- Passage:
------------------------
On 27/Feb/10 07:22, Chris Lewis wrote:
> On 2/26/2010 7:22 AM, Alessandro Vesely wrote:
>> [...]
>>> Heck, SpamAssassin even manages to tune Bayesian without having any end-user feedback at all.
>>
>> I never adventured into such esoteric settings. Are there howtos or any docs about it?
>
> I think it's called "Autolearn". I think it works by treating SA scores > <threshold> as "spam", and scores < <possibly a different threshold> as "ham", and tunes Bayesian from that. IOW: the existing SA rules refine Bayesian, and in the long term this allows Bayesian to cross-correlate across individual emails, and Bayesian score stuff that the SA rules don't necessarily even see.

I've found some explanation in 
http://spamassassinbook.packtpub.com/chapter9_preview.htm . My 
understanding is that auto-learn works against that gray area of 
uncertain cases. The book's author recommends not to rely on that 
feature alone. He notes that "Once a false positive occurs the 
Bayesian database will begin to lose effectiveness, and future 
Bayesian results will be compromised."
------------------------
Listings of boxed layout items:
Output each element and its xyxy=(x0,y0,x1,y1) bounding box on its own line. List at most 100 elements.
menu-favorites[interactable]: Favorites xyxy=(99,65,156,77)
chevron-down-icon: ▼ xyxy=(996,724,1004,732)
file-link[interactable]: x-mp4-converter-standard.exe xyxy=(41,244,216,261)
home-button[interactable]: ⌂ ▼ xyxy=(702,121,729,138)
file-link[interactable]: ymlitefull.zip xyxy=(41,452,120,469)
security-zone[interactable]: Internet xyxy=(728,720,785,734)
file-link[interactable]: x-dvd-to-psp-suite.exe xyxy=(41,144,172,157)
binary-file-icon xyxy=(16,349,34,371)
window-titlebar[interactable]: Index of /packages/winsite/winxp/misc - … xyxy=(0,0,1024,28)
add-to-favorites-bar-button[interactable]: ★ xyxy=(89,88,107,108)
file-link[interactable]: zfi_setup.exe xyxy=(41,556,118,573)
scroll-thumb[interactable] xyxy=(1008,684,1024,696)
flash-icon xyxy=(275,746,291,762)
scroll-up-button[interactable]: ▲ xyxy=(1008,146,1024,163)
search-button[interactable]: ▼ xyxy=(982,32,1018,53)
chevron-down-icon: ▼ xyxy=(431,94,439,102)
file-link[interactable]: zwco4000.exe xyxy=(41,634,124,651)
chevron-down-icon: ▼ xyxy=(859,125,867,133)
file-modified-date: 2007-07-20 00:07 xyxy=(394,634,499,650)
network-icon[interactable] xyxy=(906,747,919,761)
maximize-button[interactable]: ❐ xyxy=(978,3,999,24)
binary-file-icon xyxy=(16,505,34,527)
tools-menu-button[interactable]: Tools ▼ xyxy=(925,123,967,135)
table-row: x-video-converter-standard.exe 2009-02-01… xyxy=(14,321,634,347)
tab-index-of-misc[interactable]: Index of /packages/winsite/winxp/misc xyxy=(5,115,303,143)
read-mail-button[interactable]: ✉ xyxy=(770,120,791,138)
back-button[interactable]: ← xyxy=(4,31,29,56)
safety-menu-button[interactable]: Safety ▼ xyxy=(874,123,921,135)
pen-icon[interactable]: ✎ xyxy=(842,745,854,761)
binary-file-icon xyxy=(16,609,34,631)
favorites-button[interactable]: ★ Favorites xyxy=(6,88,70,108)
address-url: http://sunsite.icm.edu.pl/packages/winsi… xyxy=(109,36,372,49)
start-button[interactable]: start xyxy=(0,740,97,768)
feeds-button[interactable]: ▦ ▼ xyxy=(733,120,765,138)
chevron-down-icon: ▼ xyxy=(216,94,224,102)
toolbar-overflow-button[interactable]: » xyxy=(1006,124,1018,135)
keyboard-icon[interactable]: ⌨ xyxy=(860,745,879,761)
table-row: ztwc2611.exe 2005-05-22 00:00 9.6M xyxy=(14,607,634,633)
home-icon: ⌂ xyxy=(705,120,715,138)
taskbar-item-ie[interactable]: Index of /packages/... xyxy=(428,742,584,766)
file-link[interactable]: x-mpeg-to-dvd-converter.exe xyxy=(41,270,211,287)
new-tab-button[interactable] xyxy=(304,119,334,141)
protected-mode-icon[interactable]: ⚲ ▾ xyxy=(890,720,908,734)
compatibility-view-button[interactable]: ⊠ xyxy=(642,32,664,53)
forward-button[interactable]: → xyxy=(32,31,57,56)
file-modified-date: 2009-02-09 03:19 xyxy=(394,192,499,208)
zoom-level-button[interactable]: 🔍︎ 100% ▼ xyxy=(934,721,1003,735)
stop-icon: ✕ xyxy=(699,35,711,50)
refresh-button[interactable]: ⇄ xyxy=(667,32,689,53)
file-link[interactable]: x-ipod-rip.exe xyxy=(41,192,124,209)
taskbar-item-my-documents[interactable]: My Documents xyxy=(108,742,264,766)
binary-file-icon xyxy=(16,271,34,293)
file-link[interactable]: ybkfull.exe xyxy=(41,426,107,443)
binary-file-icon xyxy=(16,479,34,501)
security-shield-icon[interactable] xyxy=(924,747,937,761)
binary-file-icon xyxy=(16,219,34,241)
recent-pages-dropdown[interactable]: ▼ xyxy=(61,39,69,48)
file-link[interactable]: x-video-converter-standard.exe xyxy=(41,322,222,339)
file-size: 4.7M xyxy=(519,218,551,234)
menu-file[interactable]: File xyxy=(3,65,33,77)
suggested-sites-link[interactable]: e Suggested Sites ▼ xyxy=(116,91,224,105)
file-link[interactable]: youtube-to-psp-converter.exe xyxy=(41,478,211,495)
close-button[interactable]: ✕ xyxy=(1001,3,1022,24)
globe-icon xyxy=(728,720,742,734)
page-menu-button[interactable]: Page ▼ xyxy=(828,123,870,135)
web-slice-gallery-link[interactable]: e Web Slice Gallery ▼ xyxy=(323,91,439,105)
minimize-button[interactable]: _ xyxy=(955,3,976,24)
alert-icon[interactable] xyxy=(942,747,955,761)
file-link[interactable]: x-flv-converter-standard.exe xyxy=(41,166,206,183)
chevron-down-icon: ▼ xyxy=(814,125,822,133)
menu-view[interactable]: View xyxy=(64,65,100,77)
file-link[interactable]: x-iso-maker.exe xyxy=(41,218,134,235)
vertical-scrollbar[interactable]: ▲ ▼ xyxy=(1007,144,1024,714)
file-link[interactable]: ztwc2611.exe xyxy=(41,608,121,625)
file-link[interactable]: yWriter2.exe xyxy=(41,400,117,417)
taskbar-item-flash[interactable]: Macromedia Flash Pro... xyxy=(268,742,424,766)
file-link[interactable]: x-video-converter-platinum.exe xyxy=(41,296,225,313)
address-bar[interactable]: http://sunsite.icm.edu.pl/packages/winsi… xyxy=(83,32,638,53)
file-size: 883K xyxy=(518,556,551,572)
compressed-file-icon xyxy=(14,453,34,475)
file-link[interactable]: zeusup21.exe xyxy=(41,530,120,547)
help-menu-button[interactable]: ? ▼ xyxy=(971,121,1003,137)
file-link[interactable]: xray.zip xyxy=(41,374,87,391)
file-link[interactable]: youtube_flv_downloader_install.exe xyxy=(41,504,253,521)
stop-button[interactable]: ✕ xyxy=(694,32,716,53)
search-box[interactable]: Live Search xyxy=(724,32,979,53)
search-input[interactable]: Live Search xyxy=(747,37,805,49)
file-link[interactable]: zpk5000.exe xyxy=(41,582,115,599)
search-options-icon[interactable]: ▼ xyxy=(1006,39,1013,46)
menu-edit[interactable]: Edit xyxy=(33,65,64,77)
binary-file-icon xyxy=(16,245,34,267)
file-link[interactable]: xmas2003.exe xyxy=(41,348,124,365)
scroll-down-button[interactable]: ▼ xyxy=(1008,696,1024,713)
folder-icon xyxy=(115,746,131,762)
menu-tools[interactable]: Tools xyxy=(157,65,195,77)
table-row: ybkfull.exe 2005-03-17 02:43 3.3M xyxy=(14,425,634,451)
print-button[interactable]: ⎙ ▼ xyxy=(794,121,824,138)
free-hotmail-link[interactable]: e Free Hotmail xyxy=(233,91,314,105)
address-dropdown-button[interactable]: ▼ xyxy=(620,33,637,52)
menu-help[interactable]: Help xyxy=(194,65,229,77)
------------------------
- What is expected: Write out the stretch of the SpamAssassin auto-learn thread from "On 27/Feb/10 07:22, Chris" through "docs about it?", word for word.

- Response to this task:
On 27/Feb/10 07:22, Chris Lewis wrote:
> On 2/26/2010 7:22 AM, Alessandro Vesely wrote:
>> [...]
>>> Heck, SpamAssassin even manages to tune Bayesian without having any end-user feedback at all.
>>
>> I never adventured into such esoteric settings. Are there howtos or any docs about it?